[Records from a collection of figures]

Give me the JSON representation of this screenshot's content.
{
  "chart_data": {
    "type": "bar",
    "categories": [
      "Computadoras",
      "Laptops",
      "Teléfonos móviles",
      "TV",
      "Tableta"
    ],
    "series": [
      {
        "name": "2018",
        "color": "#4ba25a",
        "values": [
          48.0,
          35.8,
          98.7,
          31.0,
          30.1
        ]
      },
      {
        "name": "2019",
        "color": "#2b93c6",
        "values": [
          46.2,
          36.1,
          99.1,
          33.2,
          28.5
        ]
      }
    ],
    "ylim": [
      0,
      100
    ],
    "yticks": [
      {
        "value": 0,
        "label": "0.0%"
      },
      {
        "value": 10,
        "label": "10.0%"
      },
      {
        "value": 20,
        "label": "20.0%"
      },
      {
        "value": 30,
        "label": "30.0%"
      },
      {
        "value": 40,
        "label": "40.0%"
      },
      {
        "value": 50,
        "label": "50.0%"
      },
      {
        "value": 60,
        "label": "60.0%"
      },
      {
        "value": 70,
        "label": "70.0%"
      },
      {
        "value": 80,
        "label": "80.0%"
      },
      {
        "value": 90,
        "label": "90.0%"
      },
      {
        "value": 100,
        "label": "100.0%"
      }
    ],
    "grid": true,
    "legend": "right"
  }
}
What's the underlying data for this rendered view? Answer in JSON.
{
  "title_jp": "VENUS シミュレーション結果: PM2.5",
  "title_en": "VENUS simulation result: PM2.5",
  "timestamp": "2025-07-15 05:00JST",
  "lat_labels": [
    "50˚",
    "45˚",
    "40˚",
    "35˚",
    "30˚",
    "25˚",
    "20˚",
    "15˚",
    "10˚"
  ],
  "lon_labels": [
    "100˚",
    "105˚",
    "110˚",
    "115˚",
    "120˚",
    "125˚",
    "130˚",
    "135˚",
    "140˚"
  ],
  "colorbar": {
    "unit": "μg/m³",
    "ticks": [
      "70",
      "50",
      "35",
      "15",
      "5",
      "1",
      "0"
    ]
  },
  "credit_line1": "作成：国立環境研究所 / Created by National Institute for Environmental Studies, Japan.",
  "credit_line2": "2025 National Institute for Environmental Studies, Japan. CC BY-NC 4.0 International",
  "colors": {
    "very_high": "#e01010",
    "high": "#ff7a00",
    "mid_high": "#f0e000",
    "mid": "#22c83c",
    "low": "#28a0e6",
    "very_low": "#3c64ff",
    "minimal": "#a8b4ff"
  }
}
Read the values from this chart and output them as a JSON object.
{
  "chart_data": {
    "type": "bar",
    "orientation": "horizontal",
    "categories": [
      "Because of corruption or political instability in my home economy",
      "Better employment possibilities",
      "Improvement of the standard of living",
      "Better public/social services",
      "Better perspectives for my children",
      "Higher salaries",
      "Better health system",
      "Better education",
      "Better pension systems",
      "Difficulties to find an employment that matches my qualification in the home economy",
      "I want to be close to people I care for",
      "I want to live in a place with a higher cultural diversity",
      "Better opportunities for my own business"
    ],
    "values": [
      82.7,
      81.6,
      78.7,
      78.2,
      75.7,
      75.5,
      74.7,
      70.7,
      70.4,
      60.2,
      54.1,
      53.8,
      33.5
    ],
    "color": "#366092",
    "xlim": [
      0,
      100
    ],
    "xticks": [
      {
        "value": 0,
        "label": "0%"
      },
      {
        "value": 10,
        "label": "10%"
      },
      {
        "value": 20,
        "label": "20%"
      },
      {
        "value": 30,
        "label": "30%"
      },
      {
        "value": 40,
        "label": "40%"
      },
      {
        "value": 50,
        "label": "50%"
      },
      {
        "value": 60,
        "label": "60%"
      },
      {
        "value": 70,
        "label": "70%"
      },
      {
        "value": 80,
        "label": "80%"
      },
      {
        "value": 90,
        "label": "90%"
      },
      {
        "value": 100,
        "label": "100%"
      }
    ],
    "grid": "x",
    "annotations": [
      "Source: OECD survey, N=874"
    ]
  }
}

◆ Set task:
Transcribe the data above in full, exactly.

◆ Problem solution:
Give me the JSON representation of this screenshot's content.
{
  "chart_data": {
    "type": "bar",
    "categories": [
      "Computadoras",
      "Laptops",
      "Teléfonos móviles",
      "TV",
      "Tableta"
    ],
    "series": [
      {
        "name": "2018",
        "color": "#4ba25a",
        "values": [
          48.0,
          35.8,
          98.7,
          31.0,
          30.1
        ]
      },
      {
        "name": "2019",
        "color": "#2b93c6",
        "values": [
          46.2,
          36.1,
          99.1,
          33.2,
          28.5
        ]
      }
    ],
    "ylim": [
      0,
      100
    ],
    "yticks": [
      {
        "value": 0,
        "label": "0.0%"
      },
      {
        "value": 10,
        "label": "10.0%"
      },
      {
        "value": 20,
        "label": "20.0%"
      },
      {
        "value": 30,
        "label": "30.0%"
      },
      {
        "value": 40,
        "label": "40.0%"
      },
      {
        "value": 50,
        "label": "50.0%"
      },
      {
        "value": 60,
        "label": "60.0%"
      },
      {
        "value": 70,
        "label": "70.0%"
      },
      {
        "value": 80,
        "label": "80.0%"
      },
      {
        "value": 90,
        "label": "90.0%"
      },
      {
        "value": 100,
        "label": "100.0%"
      }
    ],
    "grid": true,
    "legend": "right"
  }
}
What's the underlying data for this rendered view? Answer in JSON.
{
  "title_jp": "VENUS シミュレーション結果: PM2.5",
  "title_en": "VENUS simulation result: PM2.5",
  "timestamp": "2025-07-15 05:00JST",
  "lat_labels": [
    "50˚",
    "45˚",
    "40˚",
    "35˚",
    "30˚",
    "25˚",
    "20˚",
    "15˚",
    "10˚"
  ],
  "lon_labels": [
    "100˚",
    "105˚",
    "110˚",
    "115˚",
    "120˚",
    "125˚",
    "130˚",
    "135˚",
    "140˚"
  ],
  "colorbar": {
    "unit": "μg/m³",
    "ticks": [
      "70",
      "50",
      "35",
      "15",
      "5",
      "1",
      "0"
    ]
  },
  "credit_line1": "作成：国立環境研究所 / Created by National Institute for Environmental Studies, Japan.",
  "credit_line2": "2025 National Institute for Environmental Studies, Japan. CC BY-NC 4.0 International",
  "colors": {
    "very_high": "#e01010",
    "high": "#ff7a00",
    "mid_high": "#f0e000",
    "mid": "#22c83c",
    "low": "#28a0e6",
    "very_low": "#3c64ff",
    "minimal": "#a8b4ff"
  }
}
Read the values from this chart and output them as a JSON object.
{
  "chart_data": {
    "type": "bar",
    "orientation": "horizontal",
    "categories": [
      "Because of corruption or political instability in my home economy",
      "Better employment possibilities",
      "Improvement of the standard of living",
      "Better public/social services",
      "Better perspectives for my children",
      "Higher salaries",
      "Better health system",
      "Better education",
      "Better pension systems",
      "Difficulties to find an employment that matches my qualification in the home economy",
      "I want to be close to people I care for",
      "I want to live in a place with a higher cultural diversity",
      "Better opportunities for my own business"
    ],
    "values": [
      82.7,
      81.6,
      78.7,
      78.2,
      75.7,
      75.5,
      74.7,
      70.7,
      70.4,
      60.2,
      54.1,
      53.8,
      33.5
    ],
    "color": "#366092",
    "xlim": [
      0,
      100
    ],
    "xticks": [
      {
        "value": 0,
        "label": "0%"
      },
      {
        "value": 10,
        "label": "10%"
      },
      {
        "value": 20,
        "label": "20%"
      },
      {
        "value": 30,
        "label": "30%"
      },
      {
        "value": 40,
        "label": "40%"
      },
      {
        "value": 50,
        "label": "50%"
      },
      {
        "value": 60,
        "label": "60%"
      },
      {
        "value": 70,
        "label": "70%"
      },
      {
        "value": 80,
        "label": "80%"
      },
      {
        "value": 90,
        "label": "90%"
      },
      {
        "value": 100,
        "label": "100%"
      }
    ],
    "grid": "x",
    "annotations": [
      "Source: OECD survey, N=874"
    ]
  }
}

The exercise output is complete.